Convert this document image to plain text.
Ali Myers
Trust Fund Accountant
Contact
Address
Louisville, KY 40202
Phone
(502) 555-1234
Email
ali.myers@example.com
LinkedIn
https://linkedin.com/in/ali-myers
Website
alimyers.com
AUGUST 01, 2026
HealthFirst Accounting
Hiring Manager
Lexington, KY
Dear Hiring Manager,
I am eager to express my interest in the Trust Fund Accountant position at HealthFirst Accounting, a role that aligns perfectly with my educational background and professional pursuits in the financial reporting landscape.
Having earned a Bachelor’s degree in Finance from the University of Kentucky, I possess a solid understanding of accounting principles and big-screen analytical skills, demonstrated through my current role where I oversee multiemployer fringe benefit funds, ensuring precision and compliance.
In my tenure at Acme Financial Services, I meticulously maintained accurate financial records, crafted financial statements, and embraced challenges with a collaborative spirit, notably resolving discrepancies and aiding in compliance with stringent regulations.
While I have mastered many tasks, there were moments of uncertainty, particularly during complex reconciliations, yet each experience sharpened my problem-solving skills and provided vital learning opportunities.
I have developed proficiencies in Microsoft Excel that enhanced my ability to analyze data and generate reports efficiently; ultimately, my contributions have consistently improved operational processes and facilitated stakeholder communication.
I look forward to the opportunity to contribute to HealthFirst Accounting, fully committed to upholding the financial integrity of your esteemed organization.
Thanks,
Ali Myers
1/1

┄┄┄┄┄┄┄┄┄┄

▶ [Stated exercise]: Restate each record word for word.

▶ [Task result]:
Convert this document image to plain text.
Ali Myers
Trust Fund Accountant
Contact
Address
Louisville, KY 40202
Phone
(502) 555-1234
Email
ali.myers@example.com
LinkedIn
https://linkedin.com/in/ali-myers
Website
alimyers.com
AUGUST 01, 2026
HealthFirst Accounting
Hiring Manager
Lexington, KY
Dear Hiring Manager,
I am eager to express my interest in the Trust Fund Accountant position at HealthFirst Accounting, a role that aligns perfectly with my educational background and professional pursuits in the financial reporting landscape.
Having earned a Bachelor’s degree in Finance from the University of Kentucky, I possess a solid understanding of accounting principles and big-screen analytical skills, demonstrated through my current role where I oversee multiemployer fringe benefit funds, ensuring precision and compliance.
In my tenure at Acme Financial Services, I meticulously maintained accurate financial records, crafted financial statements, and embraced challenges with a collaborative spirit, notably resolving discrepancies and aiding in compliance with stringent regulations.
While I have mastered many tasks, there were moments of uncertainty, particularly during complex reconciliations, yet each experience sharpened my problem-solving skills and provided vital learning opportunities.
I have developed proficiencies in Microsoft Excel that enhanced my ability to analyze data and generate reports efficiently; ultimately, my contributions have consistently improved operational processes and facilitated stakeholder communication.
I look forward to the opportunity to contribute to HealthFirst Accounting, fully committed to upholding the financial integrity of your esteemed organization.
Thanks,
Ali Myers
1/1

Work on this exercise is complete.